Short problem:
Copy each line of the data below exactly, leaving out pictures.

Working data:
══════════════════════════════

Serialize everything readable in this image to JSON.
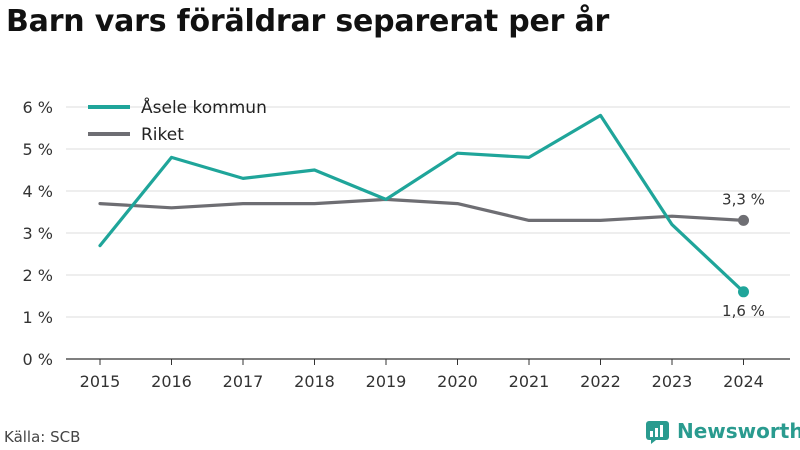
{
  "title": "Barn vars föräldrar separerat per år",
  "source": "Källa: SCB",
  "brand": {
    "name": "Newsworthy",
    "icon": "newsworthy-logo-icon"
  },
  "colors": {
    "asele": "#1fa59a",
    "riket": "#6e6e73",
    "grid": "#dddddd",
    "axis": "#333333"
  },
  "chart_data": {
    "type": "line",
    "categories": [
      "2015",
      "2016",
      "2017",
      "2018",
      "2019",
      "2020",
      "2021",
      "2022",
      "2023",
      "2024"
    ],
    "series": [
      {
        "name": "Åsele kommun",
        "values": [
          2.7,
          4.8,
          4.3,
          4.5,
          3.8,
          4.9,
          4.8,
          5.8,
          3.2,
          1.6
        ],
        "end_label": "1,6 %"
      },
      {
        "name": "Riket",
        "values": [
          3.7,
          3.6,
          3.7,
          3.7,
          3.8,
          3.7,
          3.3,
          3.3,
          3.4,
          3.3
        ],
        "end_label": "3,3 %"
      }
    ],
    "ylim": [
      0,
      6
    ],
    "yticks": [
      0,
      1,
      2,
      3,
      4,
      5,
      6
    ],
    "ytick_labels": [
      "0 %",
      "1 %",
      "2 %",
      "3 %",
      "4 %",
      "5 %",
      "6 %"
    ],
    "grid": true,
    "legend_position": "top-left"
  }
}
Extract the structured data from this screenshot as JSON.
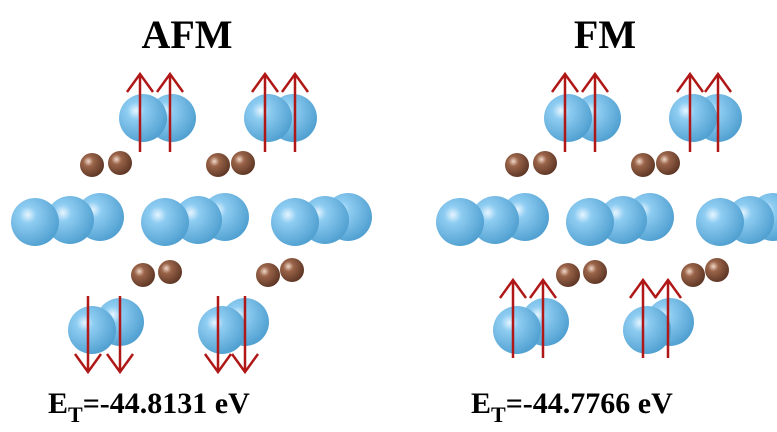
{
  "panels": [
    {
      "title": "AFM",
      "energy": {
        "symbol": "E",
        "subscript": "T",
        "text": "=-44.8131 eV"
      }
    },
    {
      "title": "FM",
      "energy": {
        "symbol": "E",
        "subscript": "T",
        "text": "=-44.7766 eV"
      }
    }
  ]
}
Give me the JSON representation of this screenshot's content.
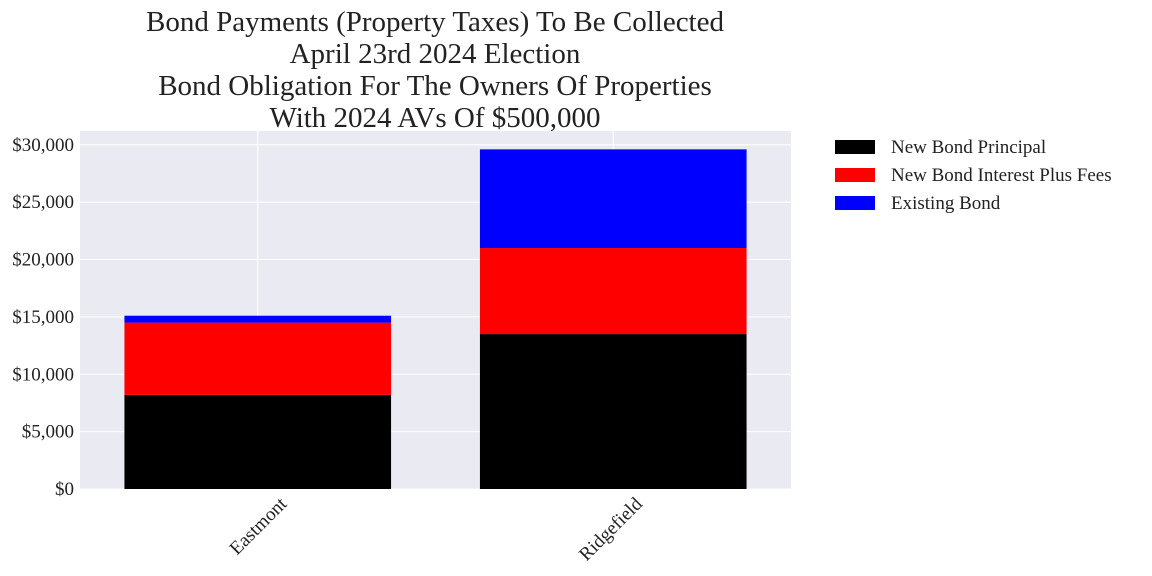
{
  "chart_data": {
    "type": "bar",
    "stacked": true,
    "title_lines": [
      "Bond Payments (Property Taxes) To Be Collected",
      "April 23rd 2024 Election",
      "Bond Obligation For The Owners Of Properties",
      "With 2024 AVs Of $500,000"
    ],
    "xlabel": "",
    "ylabel": "",
    "categories": [
      "Eastmont",
      "Ridgefield"
    ],
    "series": [
      {
        "name": "New Bond Principal",
        "color": "#000000",
        "values": [
          8200,
          13500
        ]
      },
      {
        "name": "New Bond Interest Plus Fees",
        "color": "#ff0000",
        "values": [
          6300,
          7500
        ]
      },
      {
        "name": "Existing Bond",
        "color": "#0000ff",
        "values": [
          600,
          8600
        ]
      }
    ],
    "ylim": [
      0,
      31200
    ],
    "yticks": [
      0,
      5000,
      10000,
      15000,
      20000,
      25000,
      30000
    ],
    "ytick_labels": [
      "$0",
      "$5,000",
      "$10,000",
      "$15,000",
      "$20,000",
      "$25,000",
      "$30,000"
    ],
    "grid": true,
    "legend_position": "outside-right-top",
    "plot_background": "#eaeaf2",
    "grid_color": "#ffffff"
  }
}
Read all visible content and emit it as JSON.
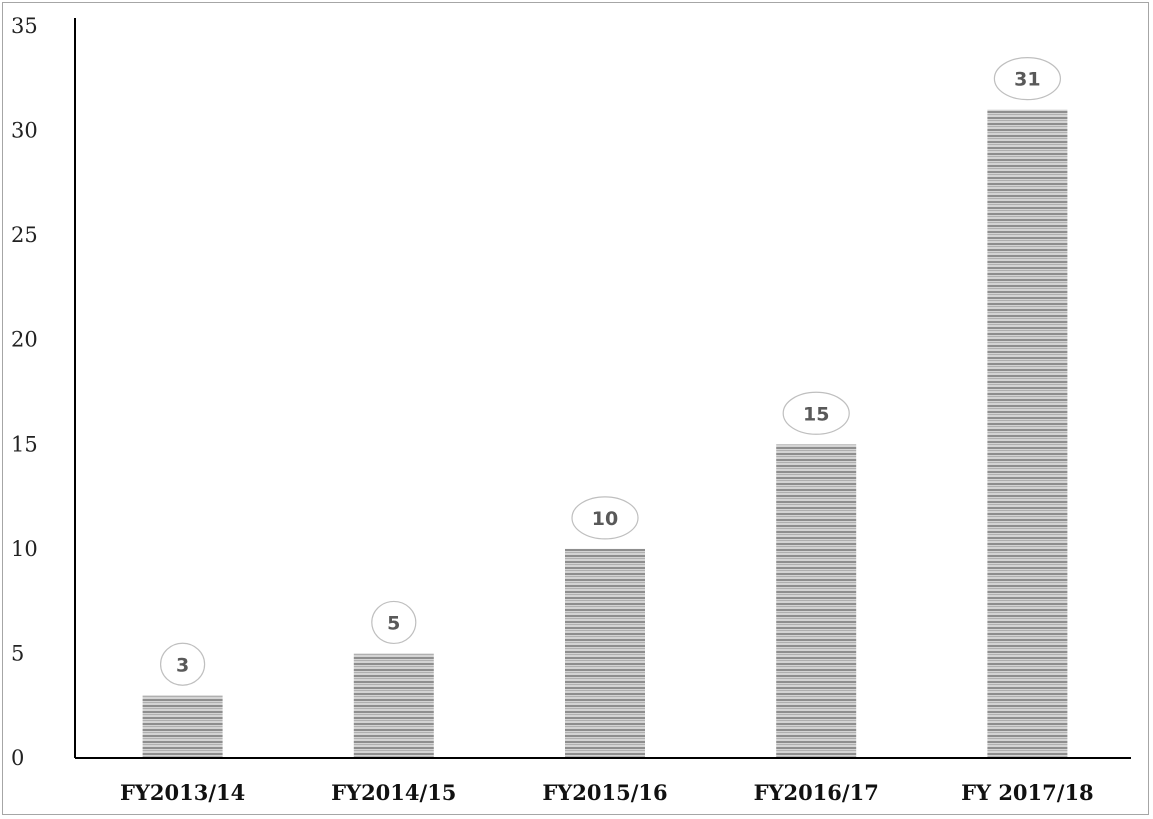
{
  "chart_data": {
    "type": "bar",
    "categories": [
      "FY2013/14",
      "FY2014/15",
      "FY2015/16",
      "FY2016/17",
      "FY 2017/18"
    ],
    "values": [
      3,
      5,
      10,
      15,
      31
    ],
    "data_labels": [
      "3",
      "5",
      "10",
      "15",
      "31"
    ],
    "title": "",
    "xlabel": "",
    "ylabel": "",
    "ylim": [
      0,
      35
    ],
    "yticks": [
      "0",
      "5",
      "10",
      "15",
      "20",
      "25",
      "30",
      "35"
    ],
    "grid": false,
    "legend": "none",
    "bar_pattern": "horizontal-stripes",
    "colors": {
      "bar_fill": "#c8c8c8",
      "bar_stripe": "#8c8c8c",
      "axis": "#000000",
      "label_text": "#595959",
      "label_border": "#bfbfbf",
      "frame": "#a6a6a6"
    }
  }
}
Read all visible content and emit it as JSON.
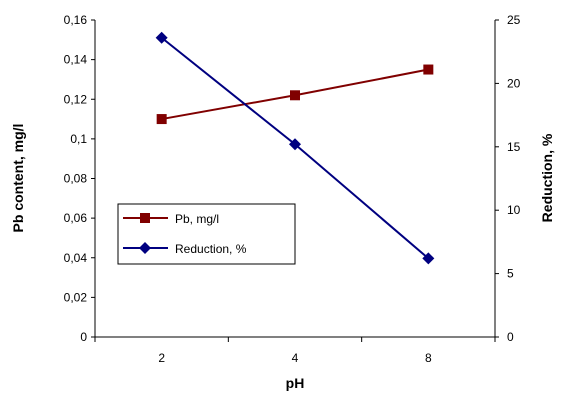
{
  "chart_data": {
    "type": "line",
    "title": "",
    "categories": [
      "2",
      "4",
      "8"
    ],
    "xlabel": "pH",
    "ylabel_left": "Pb content, mg/l",
    "ylabel_right": "Reduction, %",
    "ylim_left": [
      0,
      0.16
    ],
    "yticks_left": [
      "0",
      "0,02",
      "0,04",
      "0,06",
      "0,08",
      "0,1",
      "0,12",
      "0,14",
      "0,16"
    ],
    "ylim_right": [
      0,
      25
    ],
    "yticks_right": [
      "0",
      "5",
      "10",
      "15",
      "20",
      "25"
    ],
    "grid": false,
    "legend_position": "center-left",
    "series": [
      {
        "name": "Pb, mg/l",
        "axis": "left",
        "values": [
          0.11,
          0.122,
          0.135
        ],
        "color": "#800000",
        "marker": "square"
      },
      {
        "name": "Reduction, %",
        "axis": "right",
        "values": [
          23.6,
          15.2,
          6.2
        ],
        "color": "#000080",
        "marker": "diamond"
      }
    ]
  }
}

══════════════════════════════

Completed exercise:
Serialize everything readable in this image to JSON.
{
  "title": "Barn vars föräldrar separerat per år",
  "source": "Källa: SCB",
  "brand": {
    "name": "Newsworthy",
    "icon": "newsworthy-logo-icon"
  },
  "colors": {
    "asele": "#1fa59a",
    "riket": "#6e6e73",
    "grid": "#dddddd",
    "axis": "#333333"
  },
  "chart_data": {
    "type": "line",
    "categories": [
      "2015",
      "2016",
      "2017",
      "2018",
      "2019",
      "2020",
      "2021",
      "2022",
      "2023",
      "2024"
    ],
    "series": [
      {
        "name": "Åsele kommun",
        "values": [
          2.7,
          4.8,
          4.3,
          4.5,
          3.8,
          4.9,
          4.8,
          5.8,
          3.2,
          1.6
        ],
        "end_label": "1,6 %"
      },
      {
        "name": "Riket",
        "values": [
          3.7,
          3.6,
          3.7,
          3.7,
          3.8,
          3.7,
          3.3,
          3.3,
          3.4,
          3.3
        ],
        "end_label": "3,3 %"
      }
    ],
    "ylim": [
      0,
      6
    ],
    "yticks": [
      0,
      1,
      2,
      3,
      4,
      5,
      6
    ],
    "ytick_labels": [
      "0 %",
      "1 %",
      "2 %",
      "3 %",
      "4 %",
      "5 %",
      "6 %"
    ],
    "grid": true,
    "legend_position": "top-left"
  }
}
Extract the structured data from this screenshot as JSON.
{
  "panels": [
    {
      "title": "AFM",
      "energy": {
        "symbol": "E",
        "subscript": "T",
        "text": "=-44.8131 eV"
      }
    },
    {
      "title": "FM",
      "energy": {
        "symbol": "E",
        "subscript": "T",
        "text": "=-44.7766 eV"
      }
    }
  ]
}
Give me the JSON representation of this screenshot's content.
{
  "chart_data": {
    "type": "bar",
    "stacked": true,
    "title_lines": [
      "Bond Payments (Property Taxes) To Be Collected",
      "April 23rd 2024 Election",
      "Bond Obligation For The Owners Of Properties",
      "With 2024 AVs Of $500,000"
    ],
    "xlabel": "",
    "ylabel": "",
    "categories": [
      "Eastmont",
      "Ridgefield"
    ],
    "series": [
      {
        "name": "New Bond Principal",
        "color": "#000000",
        "values": [
          8200,
          13500
        ]
      },
      {
        "name": "New Bond Interest Plus Fees",
        "color": "#ff0000",
        "values": [
          6300,
          7500
        ]
      },
      {
        "name": "Existing Bond",
        "color": "#0000ff",
        "values": [
          600,
          8600
        ]
      }
    ],
    "ylim": [
      0,
      31200
    ],
    "yticks": [
      0,
      5000,
      10000,
      15000,
      20000,
      25000,
      30000
    ],
    "ytick_labels": [
      "$0",
      "$5,000",
      "$10,000",
      "$15,000",
      "$20,000",
      "$25,000",
      "$30,000"
    ],
    "grid": true,
    "legend_position": "outside-right-top",
    "plot_background": "#eaeaf2",
    "grid_color": "#ffffff"
  }
}
Read all visible content and emit it as JSON.
{
  "chart_data": {
    "type": "bar",
    "categories": [
      "FY2013/14",
      "FY2014/15",
      "FY2015/16",
      "FY2016/17",
      "FY 2017/18"
    ],
    "values": [
      3,
      5,
      10,
      15,
      31
    ],
    "data_labels": [
      "3",
      "5",
      "10",
      "15",
      "31"
    ],
    "title": "",
    "xlabel": "",
    "ylabel": "",
    "ylim": [
      0,
      35
    ],
    "yticks": [
      "0",
      "5",
      "10",
      "15",
      "20",
      "25",
      "30",
      "35"
    ],
    "grid": false,
    "legend": "none",
    "bar_pattern": "horizontal-stripes",
    "colors": {
      "bar_fill": "#c8c8c8",
      "bar_stripe": "#8c8c8c",
      "axis": "#000000",
      "label_text": "#595959",
      "label_border": "#bfbfbf",
      "frame": "#a6a6a6"
    }
  }
}
Read all visible content and emit it as JSON.
{
  "chart_data": {
    "type": "line",
    "title": "",
    "categories": [
      "2",
      "4",
      "8"
    ],
    "xlabel": "pH",
    "ylabel_left": "Pb content, mg/l",
    "ylabel_right": "Reduction, %",
    "ylim_left": [
      0,
      0.16
    ],
    "yticks_left": [
      "0",
      "0,02",
      "0,04",
      "0,06",
      "0,08",
      "0,1",
      "0,12",
      "0,14",
      "0,16"
    ],
    "ylim_right": [
      0,
      25
    ],
    "yticks_right": [
      "0",
      "5",
      "10",
      "15",
      "20",
      "25"
    ],
    "grid": false,
    "legend_position": "center-left",
    "series": [
      {
        "name": "Pb, mg/l",
        "axis": "left",
        "values": [
          0.11,
          0.122,
          0.135
        ],
        "color": "#800000",
        "marker": "square"
      },
      {
        "name": "Reduction, %",
        "axis": "right",
        "values": [
          23.6,
          15.2,
          6.2
        ],
        "color": "#000080",
        "marker": "diamond"
      }
    ]
  }
}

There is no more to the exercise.